> [TASK GOAL] Below are records to repeat exactly. Omit the pictures from the copy.

> [RECORD LIST]
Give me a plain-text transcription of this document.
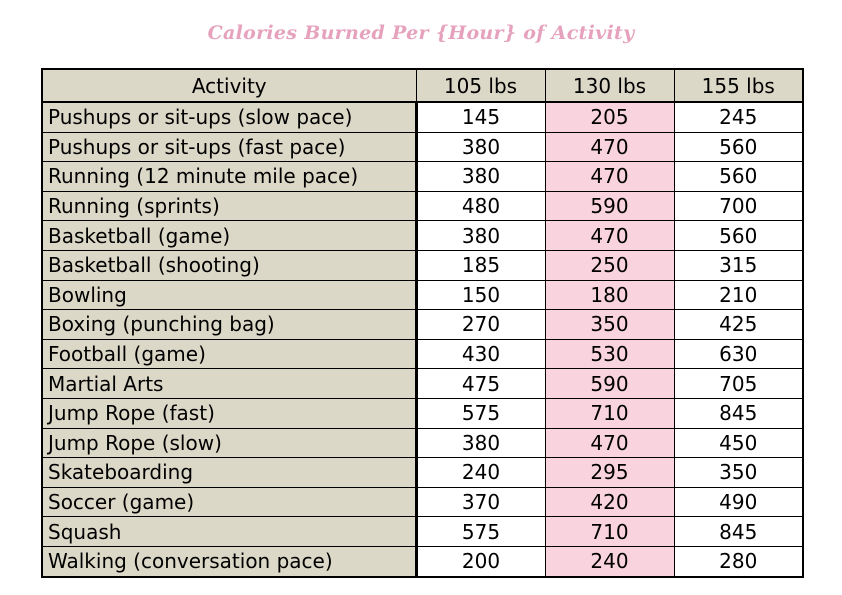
Calories Burned Per {Hour} of Activity
Activity	105 lbs	130 lbs	155 lbs
Pushups or sit-ups (slow pace)	145	205	245
Pushups or sit-ups (fast pace)	380	470	560
Running (12 minute mile pace)	380	470	560
Running (sprints)	480	590	700
Basketball (game)	380	470	560
Basketball (shooting)	185	250	315
Bowling	150	180	210
Boxing (punching bag)	270	350	425
Football (game)	430	530	630
Martial Arts	475	590	705
Jump Rope (fast)	575	710	845
Jump Rope (slow)	380	470	450
Skateboarding	240	295	350
Soccer (game)	370	420	490
Squash	575	710	845
Walking (conversation pace)	200	240	280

> [RESPONSE TO THE EXERCISE]
Give me a plain-text transcription of this document.
Calories Burned Per {Hour} of Activity
Activity	105 lbs	130 lbs	155 lbs
Pushups or sit-ups (slow pace)	145	205	245
Pushups or sit-ups (fast pace)	380	470	560
Running (12 minute mile pace)	380	470	560
Running (sprints)	480	590	700
Basketball (game)	380	470	560
Basketball (shooting)	185	250	315
Bowling	150	180	210
Boxing (punching bag)	270	350	425
Football (game)	430	530	630
Martial Arts	475	590	705
Jump Rope (fast)	575	710	845
Jump Rope (slow)	380	470	450
Skateboarding	240	295	350
Soccer (game)	370	420	490
Squash	575	710	845
Walking (conversation pace)	200	240	280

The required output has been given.